PROBLEM DESCRIPTION.
Copy each line exactly.
━━━ GIVEN DATA ━━━
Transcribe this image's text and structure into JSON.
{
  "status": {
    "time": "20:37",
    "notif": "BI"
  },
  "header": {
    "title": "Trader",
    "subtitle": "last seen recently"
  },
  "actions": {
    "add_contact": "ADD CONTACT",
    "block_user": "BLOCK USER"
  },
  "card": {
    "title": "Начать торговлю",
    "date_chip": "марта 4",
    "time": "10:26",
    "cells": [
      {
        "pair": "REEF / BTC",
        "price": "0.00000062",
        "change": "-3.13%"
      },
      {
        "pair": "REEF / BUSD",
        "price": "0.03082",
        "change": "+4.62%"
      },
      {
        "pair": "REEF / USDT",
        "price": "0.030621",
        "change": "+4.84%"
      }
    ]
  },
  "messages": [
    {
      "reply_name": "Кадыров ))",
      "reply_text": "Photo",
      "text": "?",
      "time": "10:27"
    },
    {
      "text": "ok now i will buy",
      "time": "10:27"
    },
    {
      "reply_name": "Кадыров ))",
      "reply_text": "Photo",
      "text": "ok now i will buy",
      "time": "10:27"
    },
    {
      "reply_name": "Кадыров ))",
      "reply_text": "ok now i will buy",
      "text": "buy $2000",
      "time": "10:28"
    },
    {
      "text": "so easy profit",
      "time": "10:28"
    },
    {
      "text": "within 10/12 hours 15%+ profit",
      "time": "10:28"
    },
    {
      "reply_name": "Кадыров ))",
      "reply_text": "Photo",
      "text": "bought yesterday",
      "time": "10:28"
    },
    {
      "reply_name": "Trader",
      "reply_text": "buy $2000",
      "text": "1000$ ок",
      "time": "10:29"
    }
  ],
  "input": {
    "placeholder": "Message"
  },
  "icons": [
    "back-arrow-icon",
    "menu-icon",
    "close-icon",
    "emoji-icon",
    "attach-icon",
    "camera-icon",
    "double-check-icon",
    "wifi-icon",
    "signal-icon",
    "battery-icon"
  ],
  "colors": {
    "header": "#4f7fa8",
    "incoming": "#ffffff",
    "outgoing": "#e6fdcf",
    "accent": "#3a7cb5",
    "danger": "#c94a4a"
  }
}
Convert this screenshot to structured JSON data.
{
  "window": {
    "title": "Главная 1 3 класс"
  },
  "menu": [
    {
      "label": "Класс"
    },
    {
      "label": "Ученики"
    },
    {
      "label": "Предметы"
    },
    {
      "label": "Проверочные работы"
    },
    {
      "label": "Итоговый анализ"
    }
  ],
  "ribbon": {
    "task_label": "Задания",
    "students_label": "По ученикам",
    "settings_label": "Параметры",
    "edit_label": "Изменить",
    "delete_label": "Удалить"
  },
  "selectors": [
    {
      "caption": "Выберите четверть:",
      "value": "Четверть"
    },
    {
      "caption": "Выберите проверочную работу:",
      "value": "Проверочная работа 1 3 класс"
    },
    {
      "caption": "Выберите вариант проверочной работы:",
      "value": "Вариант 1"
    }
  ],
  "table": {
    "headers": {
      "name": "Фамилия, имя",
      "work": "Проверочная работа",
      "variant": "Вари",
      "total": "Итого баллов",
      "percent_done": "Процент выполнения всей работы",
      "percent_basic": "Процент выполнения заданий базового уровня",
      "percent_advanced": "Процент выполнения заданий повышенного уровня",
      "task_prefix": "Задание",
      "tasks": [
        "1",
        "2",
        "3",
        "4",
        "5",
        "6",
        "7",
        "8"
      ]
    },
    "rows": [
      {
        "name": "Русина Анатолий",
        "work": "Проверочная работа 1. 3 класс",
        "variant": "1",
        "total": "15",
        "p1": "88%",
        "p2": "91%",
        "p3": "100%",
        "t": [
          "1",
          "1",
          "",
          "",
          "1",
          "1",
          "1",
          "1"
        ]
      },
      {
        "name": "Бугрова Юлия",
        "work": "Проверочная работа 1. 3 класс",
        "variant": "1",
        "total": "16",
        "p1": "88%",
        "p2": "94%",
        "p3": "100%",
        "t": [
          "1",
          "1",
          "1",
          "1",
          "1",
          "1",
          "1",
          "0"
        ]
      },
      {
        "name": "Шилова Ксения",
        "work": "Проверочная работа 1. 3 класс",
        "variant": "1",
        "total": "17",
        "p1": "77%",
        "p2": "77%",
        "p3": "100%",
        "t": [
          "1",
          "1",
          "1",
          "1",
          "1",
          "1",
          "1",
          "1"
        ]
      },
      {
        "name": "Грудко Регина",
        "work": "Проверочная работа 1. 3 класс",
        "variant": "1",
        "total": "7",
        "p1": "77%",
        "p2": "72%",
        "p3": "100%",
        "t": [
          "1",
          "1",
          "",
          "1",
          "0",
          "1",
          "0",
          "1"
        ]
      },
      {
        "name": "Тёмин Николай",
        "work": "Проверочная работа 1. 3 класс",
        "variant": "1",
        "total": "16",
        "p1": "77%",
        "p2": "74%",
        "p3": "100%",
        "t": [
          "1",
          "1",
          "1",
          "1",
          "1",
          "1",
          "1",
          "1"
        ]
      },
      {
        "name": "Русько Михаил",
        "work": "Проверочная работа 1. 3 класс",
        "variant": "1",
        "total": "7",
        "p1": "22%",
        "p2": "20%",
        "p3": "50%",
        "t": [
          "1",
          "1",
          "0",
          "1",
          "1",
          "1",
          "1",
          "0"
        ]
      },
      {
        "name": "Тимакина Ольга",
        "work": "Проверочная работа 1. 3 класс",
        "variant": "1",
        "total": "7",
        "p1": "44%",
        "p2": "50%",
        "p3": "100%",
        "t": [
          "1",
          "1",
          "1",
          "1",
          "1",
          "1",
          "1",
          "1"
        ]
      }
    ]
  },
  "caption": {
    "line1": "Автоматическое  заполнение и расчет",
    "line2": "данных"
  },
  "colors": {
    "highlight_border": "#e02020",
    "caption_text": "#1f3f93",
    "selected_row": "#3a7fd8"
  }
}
━━━
EXERCISE RESPONSE.
Transcribe this image's text and structure into JSON.
{
  "status": {
    "time": "20:37",
    "notif": "BI"
  },
  "header": {
    "title": "Trader",
    "subtitle": "last seen recently"
  },
  "actions": {
    "add_contact": "ADD CONTACT",
    "block_user": "BLOCK USER"
  },
  "card": {
    "title": "Начать торговлю",
    "date_chip": "марта 4",
    "time": "10:26",
    "cells": [
      {
        "pair": "REEF / BTC",
        "price": "0.00000062",
        "change": "-3.13%"
      },
      {
        "pair": "REEF / BUSD",
        "price": "0.03082",
        "change": "+4.62%"
      },
      {
        "pair": "REEF / USDT",
        "price": "0.030621",
        "change": "+4.84%"
      }
    ]
  },
  "messages": [
    {
      "reply_name": "Кадыров ))",
      "reply_text": "Photo",
      "text": "?",
      "time": "10:27"
    },
    {
      "text": "ok now i will buy",
      "time": "10:27"
    },
    {
      "reply_name": "Кадыров ))",
      "reply_text": "Photo",
      "text": "ok now i will buy",
      "time": "10:27"
    },
    {
      "reply_name": "Кадыров ))",
      "reply_text": "ok now i will buy",
      "text": "buy $2000",
      "time": "10:28"
    },
    {
      "text": "so easy profit",
      "time": "10:28"
    },
    {
      "text": "within 10/12 hours 15%+ profit",
      "time": "10:28"
    },
    {
      "reply_name": "Кадыров ))",
      "reply_text": "Photo",
      "text": "bought yesterday",
      "time": "10:28"
    },
    {
      "reply_name": "Trader",
      "reply_text": "buy $2000",
      "text": "1000$ ок",
      "time": "10:29"
    }
  ],
  "input": {
    "placeholder": "Message"
  },
  "icons": [
    "back-arrow-icon",
    "menu-icon",
    "close-icon",
    "emoji-icon",
    "attach-icon",
    "camera-icon",
    "double-check-icon",
    "wifi-icon",
    "signal-icon",
    "battery-icon"
  ],
  "colors": {
    "header": "#4f7fa8",
    "incoming": "#ffffff",
    "outgoing": "#e6fdcf",
    "accent": "#3a7cb5",
    "danger": "#c94a4a"
  }
}
Convert this screenshot to structured JSON data.
{
  "window": {
    "title": "Главная 1 3 класс"
  },
  "menu": [
    {
      "label": "Класс"
    },
    {
      "label": "Ученики"
    },
    {
      "label": "Предметы"
    },
    {
      "label": "Проверочные работы"
    },
    {
      "label": "Итоговый анализ"
    }
  ],
  "ribbon": {
    "task_label": "Задания",
    "students_label": "По ученикам",
    "settings_label": "Параметры",
    "edit_label": "Изменить",
    "delete_label": "Удалить"
  },
  "selectors": [
    {
      "caption": "Выберите четверть:",
      "value": "Четверть"
    },
    {
      "caption": "Выберите проверочную работу:",
      "value": "Проверочная работа 1 3 класс"
    },
    {
      "caption": "Выберите вариант проверочной работы:",
      "value": "Вариант 1"
    }
  ],
  "table": {
    "headers": {
      "name": "Фамилия, имя",
      "work": "Проверочная работа",
      "variant": "Вари",
      "total": "Итого баллов",
      "percent_done": "Процент выполнения всей работы",
      "percent_basic": "Процент выполнения заданий базового уровня",
      "percent_advanced": "Процент выполнения заданий повышенного уровня",
      "task_prefix": "Задание",
      "tasks": [
        "1",
        "2",
        "3",
        "4",
        "5",
        "6",
        "7",
        "8"
      ]
    },
    "rows": [
      {
        "name": "Русина Анатолий",
        "work": "Проверочная работа 1. 3 класс",
        "variant": "1",
        "total": "15",
        "p1": "88%",
        "p2": "91%",
        "p3": "100%",
        "t": [
          "1",
          "1",
          "",
          "",
          "1",
          "1",
          "1",
          "1"
        ]
      },
      {
        "name": "Бугрова Юлия",
        "work": "Проверочная работа 1. 3 класс",
        "variant": "1",
        "total": "16",
        "p1": "88%",
        "p2": "94%",
        "p3": "100%",
        "t": [
          "1",
          "1",
          "1",
          "1",
          "1",
          "1",
          "1",
          "0"
        ]
      },
      {
        "name": "Шилова Ксения",
        "work": "Проверочная работа 1. 3 класс",
        "variant": "1",
        "total": "17",
        "p1": "77%",
        "p2": "77%",
        "p3": "100%",
        "t": [
          "1",
          "1",
          "1",
          "1",
          "1",
          "1",
          "1",
          "1"
        ]
      },
      {
        "name": "Грудко Регина",
        "work": "Проверочная работа 1. 3 класс",
        "variant": "1",
        "total": "7",
        "p1": "77%",
        "p2": "72%",
        "p3": "100%",
        "t": [
          "1",
          "1",
          "",
          "1",
          "0",
          "1",
          "0",
          "1"
        ]
      },
      {
        "name": "Тёмин Николай",
        "work": "Проверочная работа 1. 3 класс",
        "variant": "1",
        "total": "16",
        "p1": "77%",
        "p2": "74%",
        "p3": "100%",
        "t": [
          "1",
          "1",
          "1",
          "1",
          "1",
          "1",
          "1",
          "1"
        ]
      },
      {
        "name": "Русько Михаил",
        "work": "Проверочная работа 1. 3 класс",
        "variant": "1",
        "total": "7",
        "p1": "22%",
        "p2": "20%",
        "p3": "50%",
        "t": [
          "1",
          "1",
          "0",
          "1",
          "1",
          "1",
          "1",
          "0"
        ]
      },
      {
        "name": "Тимакина Ольга",
        "work": "Проверочная работа 1. 3 класс",
        "variant": "1",
        "total": "7",
        "p1": "44%",
        "p2": "50%",
        "p3": "100%",
        "t": [
          "1",
          "1",
          "1",
          "1",
          "1",
          "1",
          "1",
          "1"
        ]
      }
    ]
  },
  "caption": {
    "line1": "Автоматическое  заполнение и расчет",
    "line2": "данных"
  },
  "colors": {
    "highlight_border": "#e02020",
    "caption_text": "#1f3f93",
    "selected_row": "#3a7fd8"
  }
}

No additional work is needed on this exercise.